Instructions for the task
Filter the entries that follow, copying every line in which the word "pattern" appears.

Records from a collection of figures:

+--

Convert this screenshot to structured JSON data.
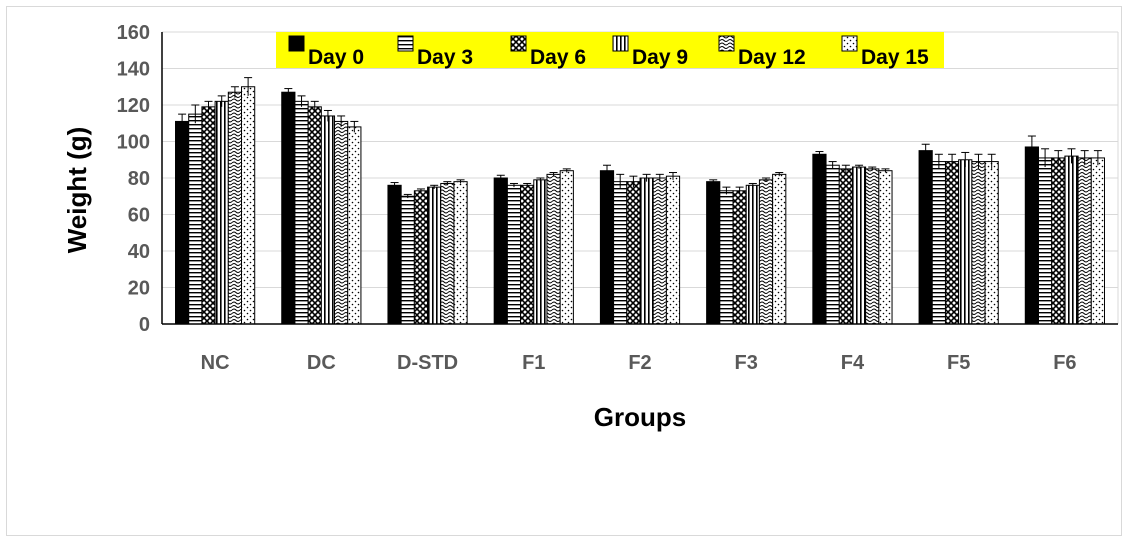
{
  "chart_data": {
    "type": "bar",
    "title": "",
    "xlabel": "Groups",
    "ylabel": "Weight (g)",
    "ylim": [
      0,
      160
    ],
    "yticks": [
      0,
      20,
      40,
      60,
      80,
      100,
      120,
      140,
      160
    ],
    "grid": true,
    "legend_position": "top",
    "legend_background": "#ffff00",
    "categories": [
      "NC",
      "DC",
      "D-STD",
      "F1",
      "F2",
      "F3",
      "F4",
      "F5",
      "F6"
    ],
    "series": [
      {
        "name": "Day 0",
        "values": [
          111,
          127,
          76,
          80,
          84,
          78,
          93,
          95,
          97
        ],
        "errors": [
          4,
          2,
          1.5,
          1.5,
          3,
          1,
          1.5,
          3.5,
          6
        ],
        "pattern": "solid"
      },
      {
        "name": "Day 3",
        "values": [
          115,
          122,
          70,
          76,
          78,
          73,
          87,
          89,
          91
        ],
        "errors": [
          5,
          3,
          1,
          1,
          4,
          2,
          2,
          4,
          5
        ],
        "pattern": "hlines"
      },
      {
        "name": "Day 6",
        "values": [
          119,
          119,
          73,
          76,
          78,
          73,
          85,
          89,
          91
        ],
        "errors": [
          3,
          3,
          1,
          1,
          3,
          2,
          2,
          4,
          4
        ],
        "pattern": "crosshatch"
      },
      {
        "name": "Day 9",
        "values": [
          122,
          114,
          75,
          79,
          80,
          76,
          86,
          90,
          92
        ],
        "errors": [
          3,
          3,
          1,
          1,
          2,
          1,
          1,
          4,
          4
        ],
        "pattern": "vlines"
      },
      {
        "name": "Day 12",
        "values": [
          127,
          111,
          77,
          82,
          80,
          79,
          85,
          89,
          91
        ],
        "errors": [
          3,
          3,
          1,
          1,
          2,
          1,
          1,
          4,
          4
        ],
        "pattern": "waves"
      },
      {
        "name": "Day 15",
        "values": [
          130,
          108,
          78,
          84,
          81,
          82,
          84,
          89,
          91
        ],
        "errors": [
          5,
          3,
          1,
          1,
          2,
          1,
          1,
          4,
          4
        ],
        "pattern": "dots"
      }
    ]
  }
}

+--

Right answer
        "pattern": "solid"
        "pattern": "hlines"
        "pattern": "crosshatch"
        "pattern": "vlines"
        "pattern": "waves"
        "pattern": "dots"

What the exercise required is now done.